(Records from a data source)
%%
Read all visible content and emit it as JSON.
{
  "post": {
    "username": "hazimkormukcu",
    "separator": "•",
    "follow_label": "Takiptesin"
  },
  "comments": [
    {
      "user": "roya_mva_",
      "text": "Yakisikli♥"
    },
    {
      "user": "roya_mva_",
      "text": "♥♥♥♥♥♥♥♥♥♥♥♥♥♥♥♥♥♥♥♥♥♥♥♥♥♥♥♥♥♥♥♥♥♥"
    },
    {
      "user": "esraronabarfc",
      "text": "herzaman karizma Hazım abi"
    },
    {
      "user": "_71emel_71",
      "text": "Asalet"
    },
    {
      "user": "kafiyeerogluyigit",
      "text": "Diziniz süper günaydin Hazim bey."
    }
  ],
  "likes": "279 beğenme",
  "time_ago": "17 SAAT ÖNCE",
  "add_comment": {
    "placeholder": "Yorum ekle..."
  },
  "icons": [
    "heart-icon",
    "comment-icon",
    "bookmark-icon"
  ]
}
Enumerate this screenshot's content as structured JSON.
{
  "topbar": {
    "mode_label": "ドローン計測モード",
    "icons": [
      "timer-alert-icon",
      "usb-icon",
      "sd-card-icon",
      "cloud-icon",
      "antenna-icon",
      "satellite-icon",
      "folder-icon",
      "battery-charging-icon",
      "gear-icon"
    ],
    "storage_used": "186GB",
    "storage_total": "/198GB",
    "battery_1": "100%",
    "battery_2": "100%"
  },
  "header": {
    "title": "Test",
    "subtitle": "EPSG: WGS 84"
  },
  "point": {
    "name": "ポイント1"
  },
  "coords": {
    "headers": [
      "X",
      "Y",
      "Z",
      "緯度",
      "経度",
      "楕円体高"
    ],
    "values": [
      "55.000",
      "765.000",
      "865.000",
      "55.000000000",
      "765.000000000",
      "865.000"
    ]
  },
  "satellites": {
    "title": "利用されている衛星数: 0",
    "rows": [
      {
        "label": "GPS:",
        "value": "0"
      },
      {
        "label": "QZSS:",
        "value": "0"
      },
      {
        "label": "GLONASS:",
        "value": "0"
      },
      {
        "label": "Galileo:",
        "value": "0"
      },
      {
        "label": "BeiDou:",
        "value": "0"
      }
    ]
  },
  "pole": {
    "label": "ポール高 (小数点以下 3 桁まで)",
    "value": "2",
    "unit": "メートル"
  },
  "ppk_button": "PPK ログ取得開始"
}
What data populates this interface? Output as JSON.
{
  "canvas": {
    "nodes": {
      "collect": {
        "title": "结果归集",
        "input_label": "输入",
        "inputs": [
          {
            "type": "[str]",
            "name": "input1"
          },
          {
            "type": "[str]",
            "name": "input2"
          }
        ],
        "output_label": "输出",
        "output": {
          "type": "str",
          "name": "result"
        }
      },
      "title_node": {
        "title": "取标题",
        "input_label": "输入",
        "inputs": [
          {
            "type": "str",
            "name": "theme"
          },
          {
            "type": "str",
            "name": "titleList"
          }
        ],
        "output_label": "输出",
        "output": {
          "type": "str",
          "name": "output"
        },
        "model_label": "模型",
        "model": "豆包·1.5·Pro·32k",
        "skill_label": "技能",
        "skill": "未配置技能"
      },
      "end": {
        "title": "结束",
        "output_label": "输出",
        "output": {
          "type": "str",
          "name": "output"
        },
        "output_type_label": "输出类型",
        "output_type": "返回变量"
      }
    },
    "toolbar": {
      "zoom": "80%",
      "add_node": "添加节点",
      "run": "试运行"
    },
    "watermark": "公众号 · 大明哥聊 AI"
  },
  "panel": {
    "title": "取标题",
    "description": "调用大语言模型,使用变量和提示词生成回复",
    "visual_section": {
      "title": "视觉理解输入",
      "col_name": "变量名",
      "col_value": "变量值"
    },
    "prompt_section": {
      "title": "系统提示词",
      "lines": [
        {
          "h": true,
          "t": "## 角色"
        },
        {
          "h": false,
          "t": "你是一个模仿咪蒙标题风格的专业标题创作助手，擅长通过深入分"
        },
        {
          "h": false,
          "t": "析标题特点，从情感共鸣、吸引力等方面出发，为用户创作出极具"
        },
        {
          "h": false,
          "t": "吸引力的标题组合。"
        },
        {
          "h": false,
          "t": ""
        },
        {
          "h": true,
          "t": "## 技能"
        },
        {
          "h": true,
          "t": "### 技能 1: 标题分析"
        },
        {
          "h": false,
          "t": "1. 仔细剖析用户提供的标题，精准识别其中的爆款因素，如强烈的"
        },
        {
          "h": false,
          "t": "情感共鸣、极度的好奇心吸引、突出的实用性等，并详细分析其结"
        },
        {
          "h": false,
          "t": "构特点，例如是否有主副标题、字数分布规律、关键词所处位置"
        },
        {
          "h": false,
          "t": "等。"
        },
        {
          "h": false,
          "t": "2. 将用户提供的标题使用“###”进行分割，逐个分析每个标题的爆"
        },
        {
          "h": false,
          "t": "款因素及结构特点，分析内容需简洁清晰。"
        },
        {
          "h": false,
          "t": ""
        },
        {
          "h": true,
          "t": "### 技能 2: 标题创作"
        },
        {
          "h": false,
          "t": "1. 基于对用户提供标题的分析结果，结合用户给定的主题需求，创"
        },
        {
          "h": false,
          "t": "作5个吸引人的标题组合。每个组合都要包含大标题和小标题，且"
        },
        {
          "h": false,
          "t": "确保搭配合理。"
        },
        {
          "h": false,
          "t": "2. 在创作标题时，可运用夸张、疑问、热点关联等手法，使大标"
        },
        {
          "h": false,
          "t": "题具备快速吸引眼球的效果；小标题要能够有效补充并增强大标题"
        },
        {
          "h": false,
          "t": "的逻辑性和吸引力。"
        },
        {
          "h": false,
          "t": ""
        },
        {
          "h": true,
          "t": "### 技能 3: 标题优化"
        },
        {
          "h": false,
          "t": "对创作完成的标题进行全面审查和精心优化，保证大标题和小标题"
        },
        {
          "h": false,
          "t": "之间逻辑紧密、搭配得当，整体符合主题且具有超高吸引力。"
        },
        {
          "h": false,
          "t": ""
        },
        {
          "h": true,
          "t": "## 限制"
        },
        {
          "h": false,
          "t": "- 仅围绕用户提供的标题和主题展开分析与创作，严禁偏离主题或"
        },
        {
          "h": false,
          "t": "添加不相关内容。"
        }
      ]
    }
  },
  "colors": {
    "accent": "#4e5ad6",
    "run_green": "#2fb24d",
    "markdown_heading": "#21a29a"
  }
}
%%
=== Set exercise ===
Extract all the material, leaving every line as it is.

=== Full answer ===
Read all visible content and emit it as JSON.
{
  "post": {
    "username": "hazimkormukcu",
    "separator": "•",
    "follow_label": "Takiptesin"
  },
  "comments": [
    {
      "user": "roya_mva_",
      "text": "Yakisikli♥"
    },
    {
      "user": "roya_mva_",
      "text": "♥♥♥♥♥♥♥♥♥♥♥♥♥♥♥♥♥♥♥♥♥♥♥♥♥♥♥♥♥♥♥♥♥♥"
    },
    {
      "user": "esraronabarfc",
      "text": "herzaman karizma Hazım abi"
    },
    {
      "user": "_71emel_71",
      "text": "Asalet"
    },
    {
      "user": "kafiyeerogluyigit",
      "text": "Diziniz süper günaydin Hazim bey."
    }
  ],
  "likes": "279 beğenme",
  "time_ago": "17 SAAT ÖNCE",
  "add_comment": {
    "placeholder": "Yorum ekle..."
  },
  "icons": [
    "heart-icon",
    "comment-icon",
    "bookmark-icon"
  ]
}
Enumerate this screenshot's content as structured JSON.
{
  "topbar": {
    "mode_label": "ドローン計測モード",
    "icons": [
      "timer-alert-icon",
      "usb-icon",
      "sd-card-icon",
      "cloud-icon",
      "antenna-icon",
      "satellite-icon",
      "folder-icon",
      "battery-charging-icon",
      "gear-icon"
    ],
    "storage_used": "186GB",
    "storage_total": "/198GB",
    "battery_1": "100%",
    "battery_2": "100%"
  },
  "header": {
    "title": "Test",
    "subtitle": "EPSG: WGS 84"
  },
  "point": {
    "name": "ポイント1"
  },
  "coords": {
    "headers": [
      "X",
      "Y",
      "Z",
      "緯度",
      "経度",
      "楕円体高"
    ],
    "values": [
      "55.000",
      "765.000",
      "865.000",
      "55.000000000",
      "765.000000000",
      "865.000"
    ]
  },
  "satellites": {
    "title": "利用されている衛星数: 0",
    "rows": [
      {
        "label": "GPS:",
        "value": "0"
      },
      {
        "label": "QZSS:",
        "value": "0"
      },
      {
        "label": "GLONASS:",
        "value": "0"
      },
      {
        "label": "Galileo:",
        "value": "0"
      },
      {
        "label": "BeiDou:",
        "value": "0"
      }
    ]
  },
  "pole": {
    "label": "ポール高 (小数点以下 3 桁まで)",
    "value": "2",
    "unit": "メートル"
  },
  "ppk_button": "PPK ログ取得開始"
}
What data populates this interface? Output as JSON.
{
  "canvas": {
    "nodes": {
      "collect": {
        "title": "结果归集",
        "input_label": "输入",
        "inputs": [
          {
            "type": "[str]",
            "name": "input1"
          },
          {
            "type": "[str]",
            "name": "input2"
          }
        ],
        "output_label": "输出",
        "output": {
          "type": "str",
          "name": "result"
        }
      },
      "title_node": {
        "title": "取标题",
        "input_label": "输入",
        "inputs": [
          {
            "type": "str",
            "name": "theme"
          },
          {
            "type": "str",
            "name": "titleList"
          }
        ],
        "output_label": "输出",
        "output": {
          "type": "str",
          "name": "output"
        },
        "model_label": "模型",
        "model": "豆包·1.5·Pro·32k",
        "skill_label": "技能",
        "skill": "未配置技能"
      },
      "end": {
        "title": "结束",
        "output_label": "输出",
        "output": {
          "type": "str",
          "name": "output"
        },
        "output_type_label": "输出类型",
        "output_type": "返回变量"
      }
    },
    "toolbar": {
      "zoom": "80%",
      "add_node": "添加节点",
      "run": "试运行"
    },
    "watermark": "公众号 · 大明哥聊 AI"
  },
  "panel": {
    "title": "取标题",
    "description": "调用大语言模型,使用变量和提示词生成回复",
    "visual_section": {
      "title": "视觉理解输入",
      "col_name": "变量名",
      "col_value": "变量值"
    },
    "prompt_section": {
      "title": "系统提示词",
      "lines": [
        {
          "h": true,
          "t": "## 角色"
        },
        {
          "h": false,
          "t": "你是一个模仿咪蒙标题风格的专业标题创作助手，擅长通过深入分"
        },
        {
          "h": false,
          "t": "析标题特点，从情感共鸣、吸引力等方面出发，为用户创作出极具"
        },
        {
          "h": false,
          "t": "吸引力的标题组合。"
        },
        {
          "h": false,
          "t": ""
        },
        {
          "h": true,
          "t": "## 技能"
        },
        {
          "h": true,
          "t": "### 技能 1: 标题分析"
        },
        {
          "h": false,
          "t": "1. 仔细剖析用户提供的标题，精准识别其中的爆款因素，如强烈的"
        },
        {
          "h": false,
          "t": "情感共鸣、极度的好奇心吸引、突出的实用性等，并详细分析其结"
        },
        {
          "h": false,
          "t": "构特点，例如是否有主副标题、字数分布规律、关键词所处位置"
        },
        {
          "h": false,
          "t": "等。"
        },
        {
          "h": false,
          "t": "2. 将用户提供的标题使用“###”进行分割，逐个分析每个标题的爆"
        },
        {
          "h": false,
          "t": "款因素及结构特点，分析内容需简洁清晰。"
        },
        {
          "h": false,
          "t": ""
        },
        {
          "h": true,
          "t": "### 技能 2: 标题创作"
        },
        {
          "h": false,
          "t": "1. 基于对用户提供标题的分析结果，结合用户给定的主题需求，创"
        },
        {
          "h": false,
          "t": "作5个吸引人的标题组合。每个组合都要包含大标题和小标题，且"
        },
        {
          "h": false,
          "t": "确保搭配合理。"
        },
        {
          "h": false,
          "t": "2. 在创作标题时，可运用夸张、疑问、热点关联等手法，使大标"
        },
        {
          "h": false,
          "t": "题具备快速吸引眼球的效果；小标题要能够有效补充并增强大标题"
        },
        {
          "h": false,
          "t": "的逻辑性和吸引力。"
        },
        {
          "h": false,
          "t": ""
        },
        {
          "h": true,
          "t": "### 技能 3: 标题优化"
        },
        {
          "h": false,
          "t": "对创作完成的标题进行全面审查和精心优化，保证大标题和小标题"
        },
        {
          "h": false,
          "t": "之间逻辑紧密、搭配得当，整体符合主题且具有超高吸引力。"
        },
        {
          "h": false,
          "t": ""
        },
        {
          "h": true,
          "t": "## 限制"
        },
        {
          "h": false,
          "t": "- 仅围绕用户提供的标题和主题展开分析与创作，严禁偏离主题或"
        },
        {
          "h": false,
          "t": "添加不相关内容。"
        }
      ]
    }
  },
  "colors": {
    "accent": "#4e5ad6",
    "run_green": "#2fb24d",
    "markdown_heading": "#21a29a"
  }
}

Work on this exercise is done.